**Records for the task**.

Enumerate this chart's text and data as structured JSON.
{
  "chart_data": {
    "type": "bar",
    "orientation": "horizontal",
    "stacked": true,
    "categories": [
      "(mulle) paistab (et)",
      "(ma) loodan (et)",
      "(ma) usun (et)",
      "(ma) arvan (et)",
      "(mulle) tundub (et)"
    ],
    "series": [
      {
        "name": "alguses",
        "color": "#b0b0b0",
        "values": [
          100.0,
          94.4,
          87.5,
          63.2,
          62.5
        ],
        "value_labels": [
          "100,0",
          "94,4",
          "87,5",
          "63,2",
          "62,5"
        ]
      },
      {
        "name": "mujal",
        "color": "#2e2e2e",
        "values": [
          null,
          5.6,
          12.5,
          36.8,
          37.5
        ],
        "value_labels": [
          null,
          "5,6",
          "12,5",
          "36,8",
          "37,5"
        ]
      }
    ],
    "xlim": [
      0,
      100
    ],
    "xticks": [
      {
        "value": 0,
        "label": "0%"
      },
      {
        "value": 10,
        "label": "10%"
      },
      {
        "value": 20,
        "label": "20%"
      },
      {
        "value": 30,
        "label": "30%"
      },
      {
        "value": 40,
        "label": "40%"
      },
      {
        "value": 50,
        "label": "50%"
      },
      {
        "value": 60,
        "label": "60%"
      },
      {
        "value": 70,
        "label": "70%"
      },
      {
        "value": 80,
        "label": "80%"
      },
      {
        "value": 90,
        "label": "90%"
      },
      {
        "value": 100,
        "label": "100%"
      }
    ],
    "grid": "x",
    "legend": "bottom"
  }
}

**What you will do**. Take the listing above and write it out again exactly.

**Exercise response**.
Enumerate this chart's text and data as structured JSON.
{
  "chart_data": {
    "type": "bar",
    "orientation": "horizontal",
    "stacked": true,
    "categories": [
      "(mulle) paistab (et)",
      "(ma) loodan (et)",
      "(ma) usun (et)",
      "(ma) arvan (et)",
      "(mulle) tundub (et)"
    ],
    "series": [
      {
        "name": "alguses",
        "color": "#b0b0b0",
        "values": [
          100.0,
          94.4,
          87.5,
          63.2,
          62.5
        ],
        "value_labels": [
          "100,0",
          "94,4",
          "87,5",
          "63,2",
          "62,5"
        ]
      },
      {
        "name": "mujal",
        "color": "#2e2e2e",
        "values": [
          null,
          5.6,
          12.5,
          36.8,
          37.5
        ],
        "value_labels": [
          null,
          "5,6",
          "12,5",
          "36,8",
          "37,5"
        ]
      }
    ],
    "xlim": [
      0,
      100
    ],
    "xticks": [
      {
        "value": 0,
        "label": "0%"
      },
      {
        "value": 10,
        "label": "10%"
      },
      {
        "value": 20,
        "label": "20%"
      },
      {
        "value": 30,
        "label": "30%"
      },
      {
        "value": 40,
        "label": "40%"
      },
      {
        "value": 50,
        "label": "50%"
      },
      {
        "value": 60,
        "label": "60%"
      },
      {
        "value": 70,
        "label": "70%"
      },
      {
        "value": 80,
        "label": "80%"
      },
      {
        "value": 90,
        "label": "90%"
      },
      {
        "value": 100,
        "label": "100%"
      }
    ],
    "grid": "x",
    "legend": "bottom"
  }
}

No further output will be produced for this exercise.